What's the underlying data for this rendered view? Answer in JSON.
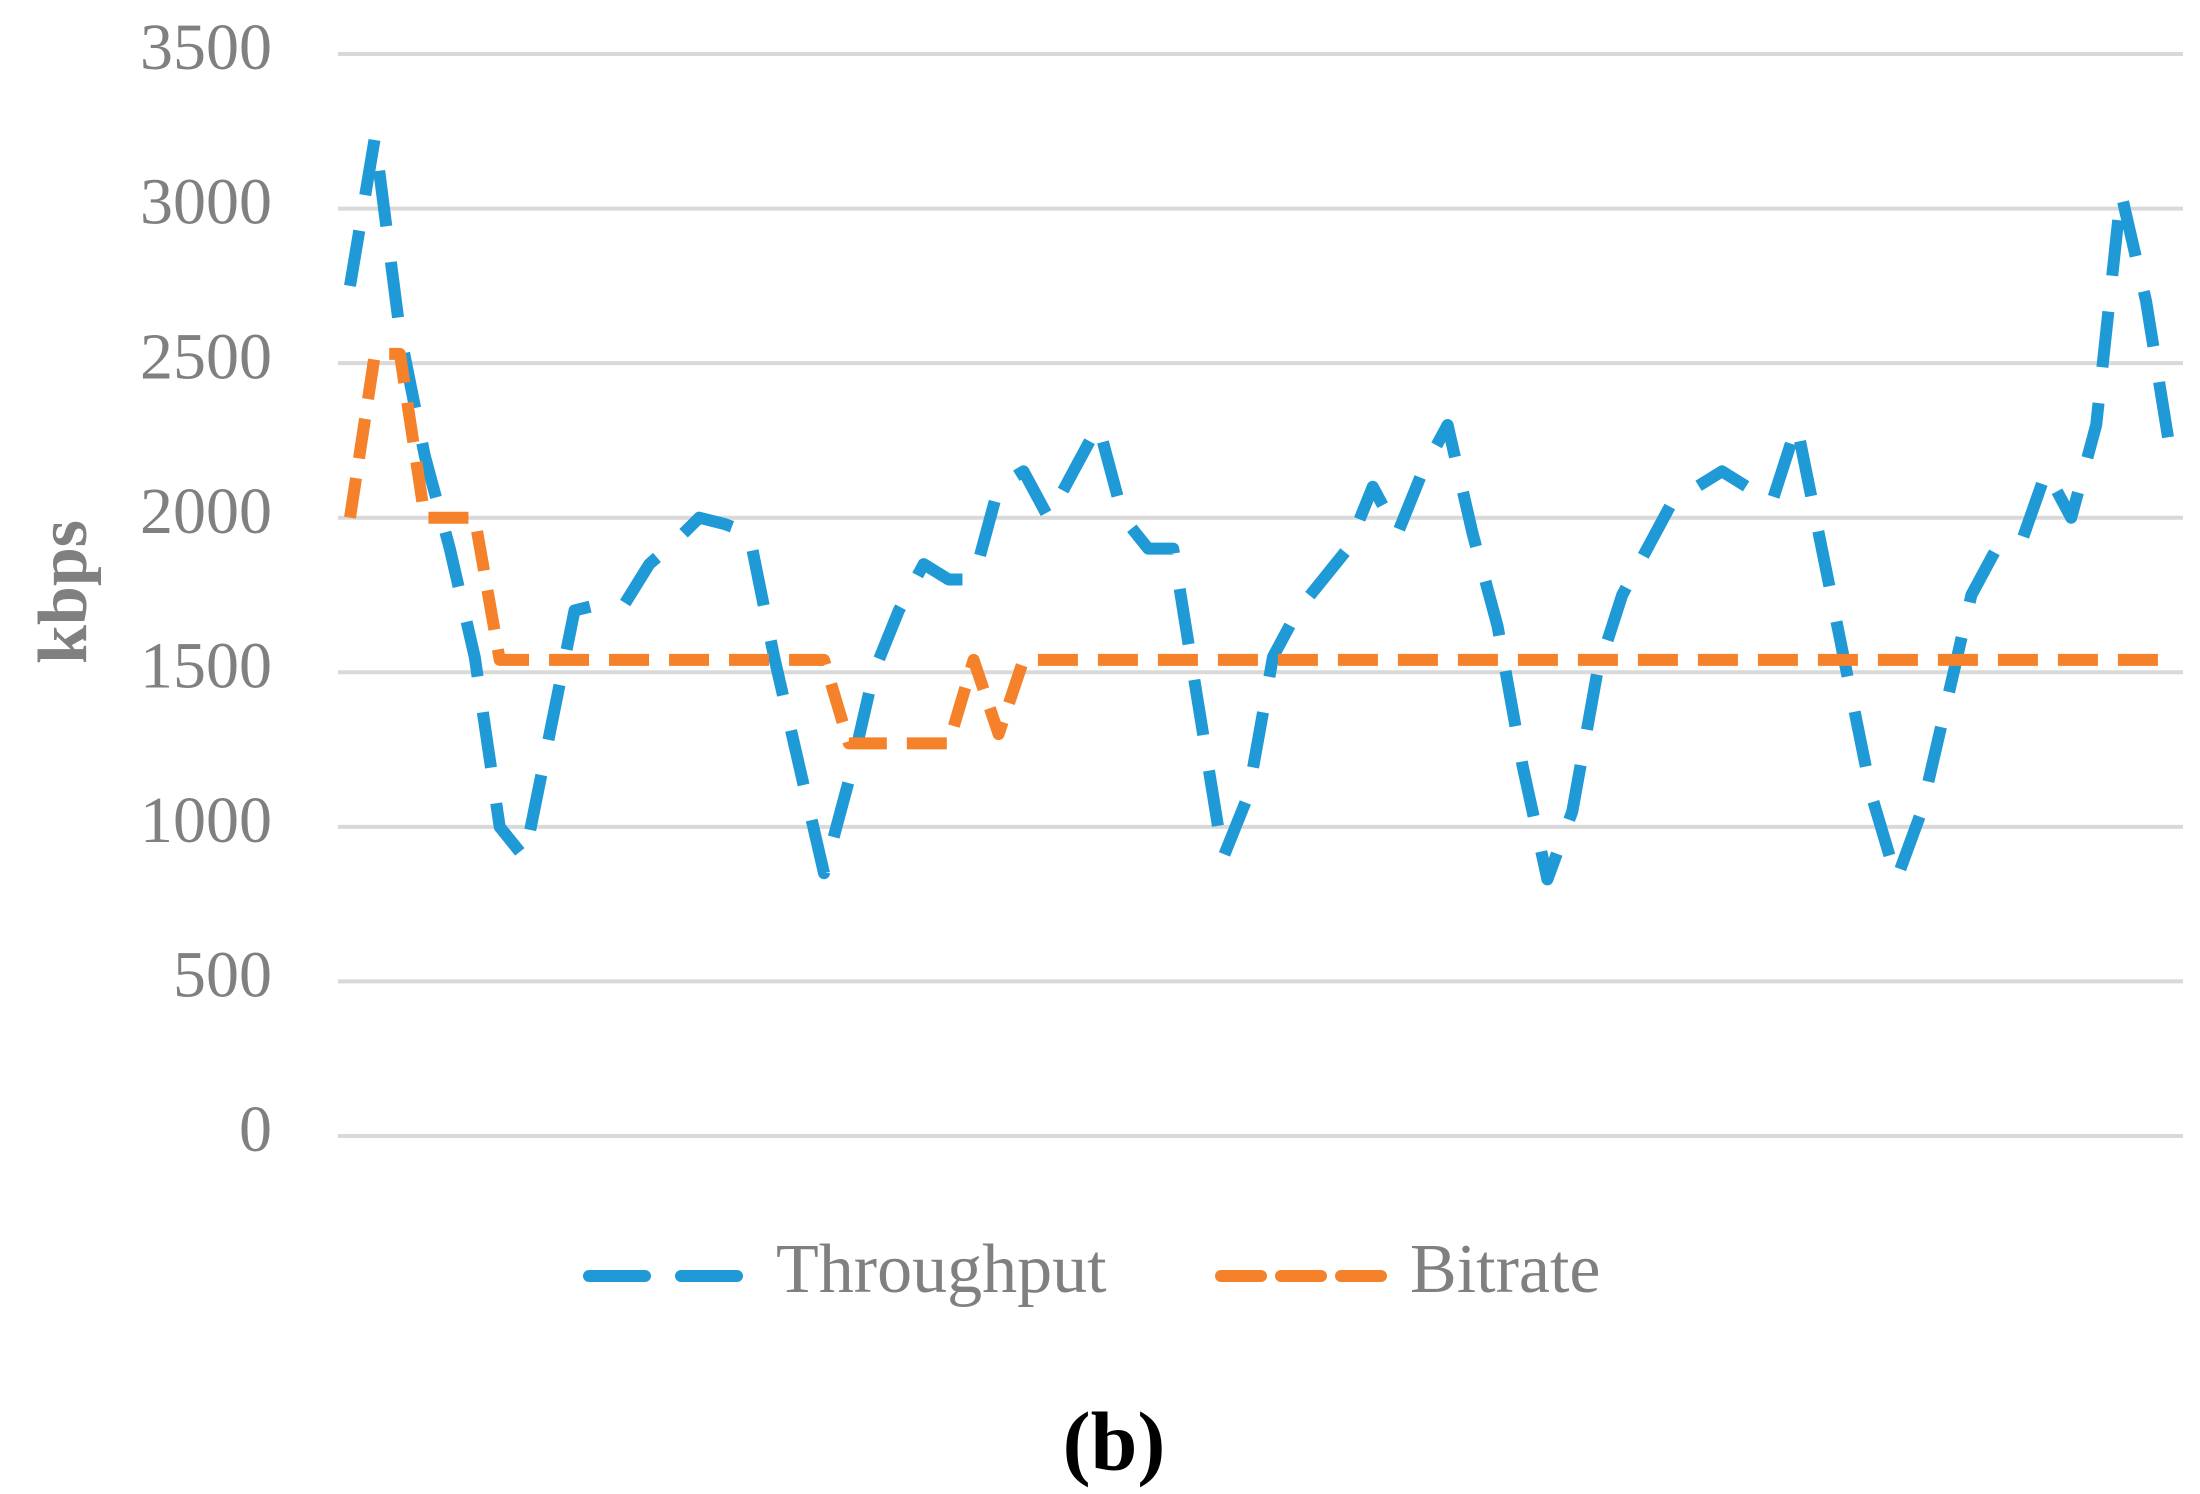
{
  "chart_data": {
    "type": "line",
    "caption": "(b)",
    "y_label": "kbps",
    "categories": [
      null,
      null,
      null,
      null,
      null,
      null,
      null,
      null,
      null,
      null,
      null,
      null,
      null,
      null,
      null,
      null,
      null,
      null,
      null,
      null,
      null,
      null,
      null,
      null,
      null,
      null,
      null,
      null,
      null,
      null,
      null,
      null,
      null,
      null,
      null,
      null,
      null,
      null,
      null,
      null,
      null,
      null,
      null,
      null,
      null,
      null,
      null,
      null,
      null,
      null,
      null,
      null,
      null,
      null,
      null,
      null,
      null,
      null,
      null,
      null,
      null,
      null,
      null,
      null,
      null,
      null,
      null,
      null,
      null,
      null,
      null,
      null,
      null,
      null
    ],
    "series": [
      {
        "name": "Throughput",
        "color": "#1f9ad6",
        "dash": "long",
        "values": [
          2750,
          3230,
          2600,
          2200,
          1900,
          1550,
          1000,
          900,
          1300,
          1700,
          1720,
          1720,
          1850,
          1920,
          2000,
          1980,
          1950,
          1550,
          1200,
          850,
          1150,
          1500,
          1700,
          1850,
          1800,
          1800,
          2100,
          2150,
          2000,
          2150,
          2300,
          2000,
          1900,
          1900,
          1400,
          900,
          1100,
          1550,
          1700,
          1800,
          1900,
          2100,
          1950,
          2150,
          2300,
          1950,
          1650,
          1200,
          830,
          1050,
          1500,
          1750,
          1900,
          2050,
          2100,
          2150,
          2100,
          2050,
          2300,
          1900,
          1500,
          1100,
          830,
          1050,
          1400,
          1750,
          1900,
          1920,
          2150,
          2000,
          2300,
          3050,
          2700,
          2200
        ]
      },
      {
        "name": "Bitrate",
        "color": "#f5812a",
        "dash": "short",
        "values": [
          2000,
          2530,
          2530,
          2000,
          2000,
          2000,
          1540,
          1540,
          1540,
          1540,
          1540,
          1540,
          1540,
          1540,
          1540,
          1540,
          1540,
          1540,
          1540,
          1540,
          1270,
          1270,
          1270,
          1270,
          1270,
          1540,
          1300,
          1540,
          1540,
          1540,
          1540,
          1540,
          1540,
          1540,
          1540,
          1540,
          1540,
          1540,
          1540,
          1540,
          1540,
          1540,
          1540,
          1540,
          1540,
          1540,
          1540,
          1540,
          1540,
          1540,
          1540,
          1540,
          1540,
          1540,
          1540,
          1540,
          1540,
          1540,
          1540,
          1540,
          1540,
          1540,
          1540,
          1540,
          1540,
          1540,
          1540,
          1540,
          1540,
          1540,
          1540,
          1540,
          1540,
          1540
        ]
      }
    ],
    "ylim": [
      0,
      3500
    ],
    "yticks": [
      0,
      500,
      1000,
      1500,
      2000,
      2500,
      3000,
      3500
    ],
    "grid": true,
    "legend": "bottom"
  }
}
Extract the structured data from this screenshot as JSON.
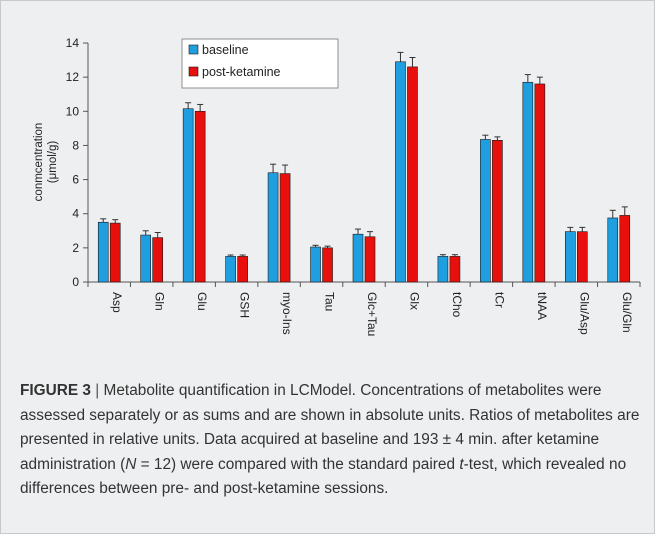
-.-.-
◆ What you have to do
Show every line of the records above that contains the word "JSON".

◆ Result of the task
What's the underlying data for this rendered view? Answer in JSON.
Extract the structured data from this screenshot as JSON.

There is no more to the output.